■ Task data ■
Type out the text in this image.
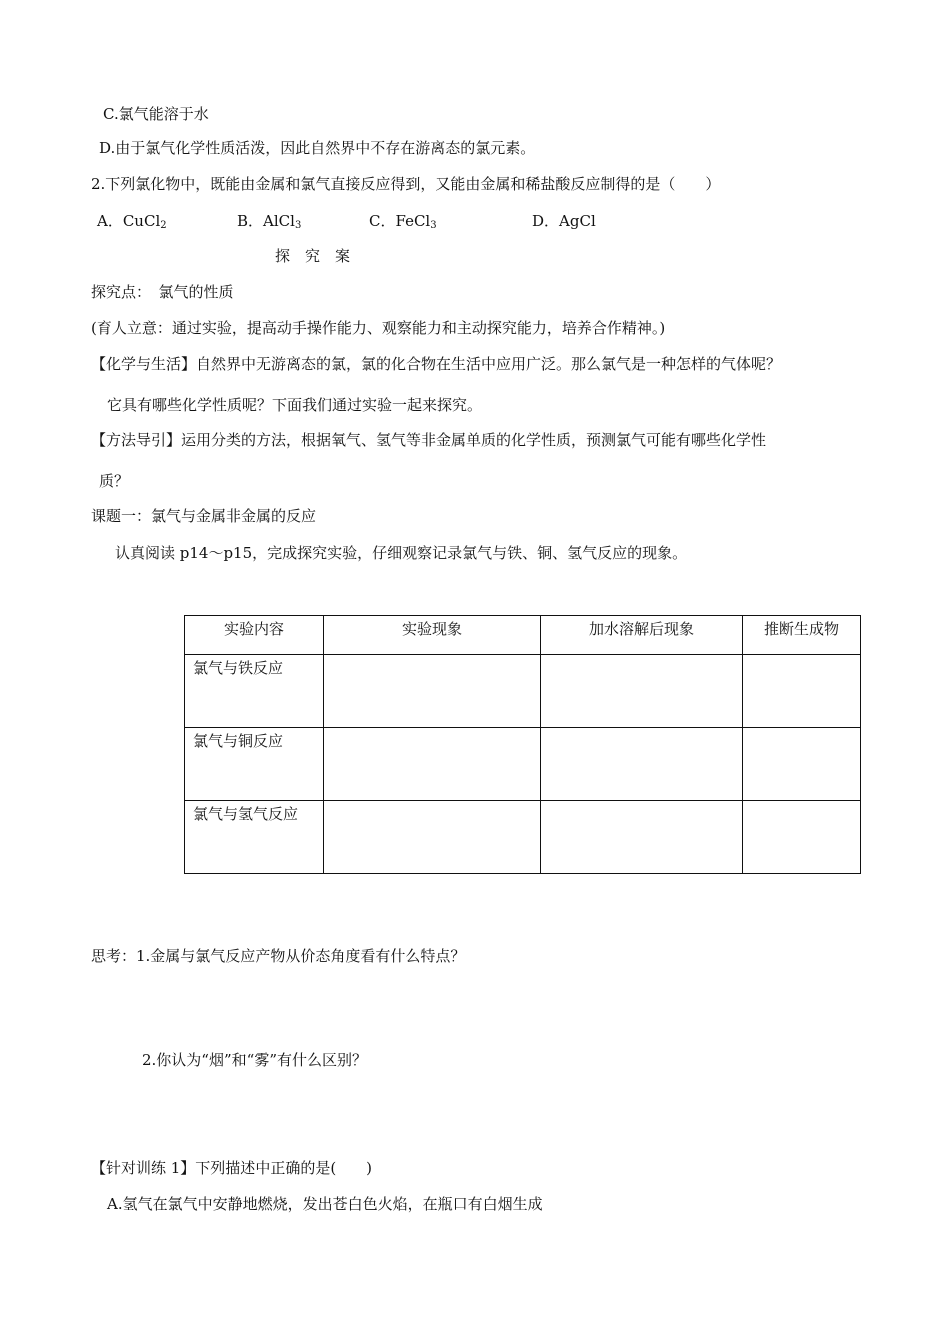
C.氯气能溶于水
D.由于氯气化学性质活泼，因此自然界中不存在游离态的氯元素。
2.下列氯化物中，既能由金属和氯气直接反应得到，又能由金属和稀盐酸反应制得的是（　　）
A．CuCl$_2$	B．AlCl$_3$	C．FeCl$_3$	D．AgCl
探　究　案
探究点：　氯气的性质
(育人立意：通过实验，提高动手操作能力、观察能力和主动探究能力，培养合作精神。)
【化学与生活】自然界中无游离态的氯，氯的化合物在生活中应用广泛。那么氯气是一种怎样的气体呢？
它具有哪些化学性质呢？下面我们通过实验一起来探究。
【方法导引】运用分类的方法，根据氧气、氢气等非金属单质的化学性质，预测氯气可能有哪些化学性
质？
课题一：氯气与金属非金属的反应
认真阅读 p14～p15，完成探究实验，仔细观察记录氯气与铁、铜、氢气反应的现象。
实验内容	实验现象	加水溶解后现象	推断生成物
氯气与铁反应			
氯气与铜反应			
氯气与氢气反应			
思考：1.金属与氯气反应产物从价态角度看有什么特点？
2.你认为“烟”和“雾”有什么区别？
【针对训练 1】下列描述中正确的是(　　)
A.氢气在氯气中安静地燃烧，发出苍白色火焰，在瓶口有白烟生成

■ Task statement ■
Every record above should come back exactly, but without its pictures.

■ Final result ■
Type out the text in this image.
C.氯气能溶于水
D.由于氯气化学性质活泼，因此自然界中不存在游离态的氯元素。
2.下列氯化物中，既能由金属和氯气直接反应得到，又能由金属和稀盐酸反应制得的是（　　）
A．CuCl$_2$	B．AlCl$_3$	C．FeCl$_3$	D．AgCl
探　究　案
探究点：　氯气的性质
(育人立意：通过实验，提高动手操作能力、观察能力和主动探究能力，培养合作精神。)
【化学与生活】自然界中无游离态的氯，氯的化合物在生活中应用广泛。那么氯气是一种怎样的气体呢？
它具有哪些化学性质呢？下面我们通过实验一起来探究。
【方法导引】运用分类的方法，根据氧气、氢气等非金属单质的化学性质，预测氯气可能有哪些化学性
质？
课题一：氯气与金属非金属的反应
认真阅读 p14～p15，完成探究实验，仔细观察记录氯气与铁、铜、氢气反应的现象。
实验内容	实验现象	加水溶解后现象	推断生成物
氯气与铁反应			
氯气与铜反应			
氯气与氢气反应			
思考：1.金属与氯气反应产物从价态角度看有什么特点？
2.你认为“烟”和“雾”有什么区别？
【针对训练 1】下列描述中正确的是(　　)
A.氢气在氯气中安静地燃烧，发出苍白色火焰，在瓶口有白烟生成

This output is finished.